Provided text:
-------

The Case of Wang Feiling

How does mortgage-backed securities work?  You are a big bank and you have a large number of mortgage loans that you want to securitize in order to raise capital for immediate use.  But these loans covers the gamut in terms of quality: some have excellent payment records while others seem likely to default.  If you sell them separately, the buyers will pick the best ones and nobody will touch the bad ones.  So you offer your portfolio in tranches which usually contain a mix of the good and the bad.  You can mumble something about the Markowitz theory of portfolio selection and you can talk about optimal allocations based upon quadratic programming of mean-variance trade-offs.  But ultimately, you are doing this because you want to offload the bad stuff onto the buyers and you cannot do it on a standalone basis.

But this post is not about mortgage-backed securities.

From this Xinhua story, China tightens supervision over online news services:

Online news sites that publish stories containing fabricated information, pornography, gambling or violence are facing severe punishments or even shutdown.  These new measures were part of a new regulation on online news services, jointly introduced yesterday by the State Council Information Office and the Ministry of Information Industry.  "We need to better regulate the online news services with the emergence of so many unhealthy news stories that will easily mislead the public," said a spokesman with the information office at a press conference yesterday.

-------

Exercise tasks:
1. Reproduce a passage of the Wang Feiling post word for word, beginning at "From this Xinhua" and stopping after "press conference yesterday.".
2. Resume the Wang Feiling post where it stops, carrying the writing on from the spokesman's quoted statement.

-------

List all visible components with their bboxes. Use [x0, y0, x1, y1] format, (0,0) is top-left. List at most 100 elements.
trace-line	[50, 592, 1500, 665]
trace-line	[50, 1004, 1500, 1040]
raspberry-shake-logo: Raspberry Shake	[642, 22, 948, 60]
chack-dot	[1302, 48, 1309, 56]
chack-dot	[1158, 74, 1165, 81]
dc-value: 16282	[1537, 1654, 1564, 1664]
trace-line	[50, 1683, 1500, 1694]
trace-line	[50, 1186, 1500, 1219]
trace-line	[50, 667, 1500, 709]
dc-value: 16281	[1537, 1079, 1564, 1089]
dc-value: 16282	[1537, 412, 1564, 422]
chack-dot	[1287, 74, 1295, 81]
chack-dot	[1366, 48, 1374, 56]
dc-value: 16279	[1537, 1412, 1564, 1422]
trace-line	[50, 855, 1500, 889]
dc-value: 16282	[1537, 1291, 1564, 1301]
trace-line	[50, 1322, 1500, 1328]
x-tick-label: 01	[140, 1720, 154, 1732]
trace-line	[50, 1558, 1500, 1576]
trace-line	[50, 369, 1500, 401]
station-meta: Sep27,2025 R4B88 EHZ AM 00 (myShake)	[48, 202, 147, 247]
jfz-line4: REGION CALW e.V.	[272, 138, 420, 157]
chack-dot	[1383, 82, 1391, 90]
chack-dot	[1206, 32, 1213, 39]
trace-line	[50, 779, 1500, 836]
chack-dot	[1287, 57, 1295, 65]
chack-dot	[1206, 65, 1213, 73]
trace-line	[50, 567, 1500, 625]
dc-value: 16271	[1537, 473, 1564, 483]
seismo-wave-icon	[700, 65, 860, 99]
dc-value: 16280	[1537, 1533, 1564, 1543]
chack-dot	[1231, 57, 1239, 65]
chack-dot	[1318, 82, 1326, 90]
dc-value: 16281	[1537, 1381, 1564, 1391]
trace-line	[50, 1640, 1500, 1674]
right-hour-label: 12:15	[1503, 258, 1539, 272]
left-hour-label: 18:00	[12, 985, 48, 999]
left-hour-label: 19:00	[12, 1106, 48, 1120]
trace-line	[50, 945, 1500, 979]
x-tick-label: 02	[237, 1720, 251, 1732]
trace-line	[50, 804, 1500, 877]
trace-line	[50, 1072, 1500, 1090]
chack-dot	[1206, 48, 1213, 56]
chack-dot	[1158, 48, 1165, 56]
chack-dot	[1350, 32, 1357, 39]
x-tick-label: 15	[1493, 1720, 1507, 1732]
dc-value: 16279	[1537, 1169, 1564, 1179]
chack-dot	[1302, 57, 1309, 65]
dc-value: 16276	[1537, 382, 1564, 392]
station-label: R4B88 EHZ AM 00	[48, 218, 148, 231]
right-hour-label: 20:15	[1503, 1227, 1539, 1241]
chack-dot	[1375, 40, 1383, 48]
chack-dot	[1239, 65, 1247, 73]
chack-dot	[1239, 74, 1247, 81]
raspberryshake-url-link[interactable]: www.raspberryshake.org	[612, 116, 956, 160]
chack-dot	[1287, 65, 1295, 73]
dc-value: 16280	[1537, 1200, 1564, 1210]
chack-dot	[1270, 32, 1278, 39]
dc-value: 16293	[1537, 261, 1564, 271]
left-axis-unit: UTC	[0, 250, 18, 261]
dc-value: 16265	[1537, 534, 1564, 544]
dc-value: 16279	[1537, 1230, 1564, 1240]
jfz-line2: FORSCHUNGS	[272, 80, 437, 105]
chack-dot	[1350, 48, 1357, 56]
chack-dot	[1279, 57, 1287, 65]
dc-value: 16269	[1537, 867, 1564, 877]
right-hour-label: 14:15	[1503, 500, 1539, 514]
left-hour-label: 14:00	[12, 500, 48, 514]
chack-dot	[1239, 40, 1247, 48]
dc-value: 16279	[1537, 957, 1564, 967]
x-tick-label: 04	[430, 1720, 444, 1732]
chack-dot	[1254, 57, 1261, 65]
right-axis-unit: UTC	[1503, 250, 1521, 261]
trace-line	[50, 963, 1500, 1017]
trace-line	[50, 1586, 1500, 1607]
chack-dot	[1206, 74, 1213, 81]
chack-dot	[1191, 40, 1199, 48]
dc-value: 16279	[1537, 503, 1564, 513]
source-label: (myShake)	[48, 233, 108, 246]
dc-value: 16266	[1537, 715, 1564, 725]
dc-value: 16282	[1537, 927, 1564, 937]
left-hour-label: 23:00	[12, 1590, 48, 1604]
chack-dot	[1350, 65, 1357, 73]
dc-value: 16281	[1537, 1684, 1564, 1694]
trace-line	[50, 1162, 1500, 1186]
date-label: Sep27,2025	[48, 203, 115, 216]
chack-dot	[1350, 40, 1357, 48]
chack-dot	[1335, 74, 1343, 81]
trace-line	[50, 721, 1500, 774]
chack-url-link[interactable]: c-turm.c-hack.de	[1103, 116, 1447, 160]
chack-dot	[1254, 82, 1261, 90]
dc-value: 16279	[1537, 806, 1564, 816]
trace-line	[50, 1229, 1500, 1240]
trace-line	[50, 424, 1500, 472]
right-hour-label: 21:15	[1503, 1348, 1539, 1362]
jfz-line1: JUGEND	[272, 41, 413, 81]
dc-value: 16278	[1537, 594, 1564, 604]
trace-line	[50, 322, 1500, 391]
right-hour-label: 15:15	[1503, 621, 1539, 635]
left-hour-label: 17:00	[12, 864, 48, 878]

-------

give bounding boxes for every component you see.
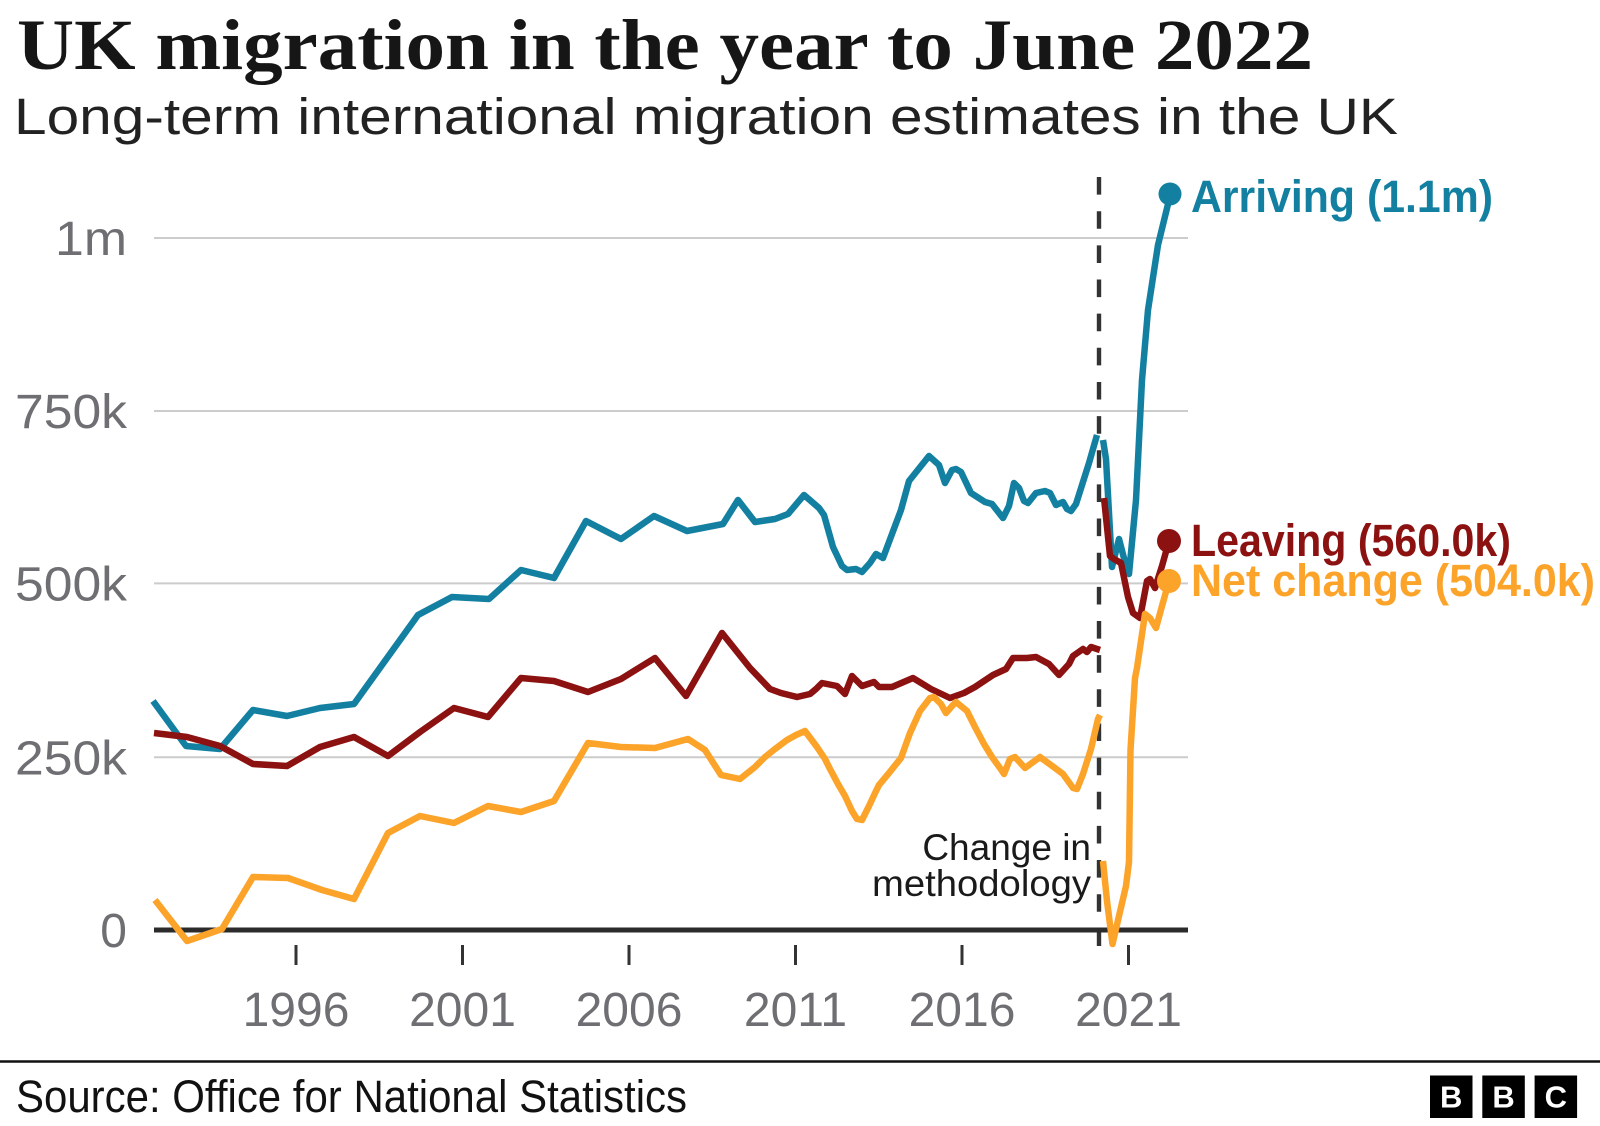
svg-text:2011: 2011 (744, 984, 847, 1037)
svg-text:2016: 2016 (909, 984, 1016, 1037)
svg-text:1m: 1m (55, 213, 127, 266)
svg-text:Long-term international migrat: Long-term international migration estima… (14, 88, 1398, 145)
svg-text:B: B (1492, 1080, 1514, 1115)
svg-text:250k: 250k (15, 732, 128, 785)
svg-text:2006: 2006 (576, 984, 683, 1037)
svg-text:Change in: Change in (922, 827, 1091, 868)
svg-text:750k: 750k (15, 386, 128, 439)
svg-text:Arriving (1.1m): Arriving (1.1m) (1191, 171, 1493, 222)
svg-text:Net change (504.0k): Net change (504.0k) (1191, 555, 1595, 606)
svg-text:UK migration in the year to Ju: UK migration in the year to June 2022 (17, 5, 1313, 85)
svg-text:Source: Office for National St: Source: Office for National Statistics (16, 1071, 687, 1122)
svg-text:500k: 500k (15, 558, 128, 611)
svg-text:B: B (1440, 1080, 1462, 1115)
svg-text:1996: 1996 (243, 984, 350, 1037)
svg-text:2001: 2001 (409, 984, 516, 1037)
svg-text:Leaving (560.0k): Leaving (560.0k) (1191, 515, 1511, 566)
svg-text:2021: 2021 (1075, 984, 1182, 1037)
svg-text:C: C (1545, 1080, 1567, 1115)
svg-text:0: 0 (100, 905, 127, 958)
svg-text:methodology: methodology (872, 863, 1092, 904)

-------

Answers given:
1.
From this Xinhua story, China tightens supervision over online news services:

Online news sites that publish stories containing fabricated information, pornography, gambling or violence are facing severe punishments or even shutdown.  These new measures were part of a new regulation on online news services, jointly introduced yesterday by the State Council Information Office and the Ministry of Information Industry.  "We need to better regulate the online news services with the emergence of so many unhealthy news stories that will easily mislead the public," said a spokesman with the information office at a press conference yesterday.

2.
Fabricated information?  Pornography?  Gambling?  Violence?  Who amongst us will defend our inalienable right to fabricate information? push pornography onto minors? etc.  No one.  So we must therefore applaud the new regulations from the State Council Information Office?  Hmmm ... wait a minute, I remember what they do in mortgage-backed securities -- they sell you the good along with the bad in a single package.  I wonder what is in the full package of regulations here.  Unfortunately, the Xinhua story does not tell you.  Something is rotten in the state of Denmark.

Thankfully, there are other places in which the regulations are listed in full but it is in Chinese.  The following graphic appeared in Hong Kong's Tai Kung Pao (note: a more complete document can be found at Xici Hutong).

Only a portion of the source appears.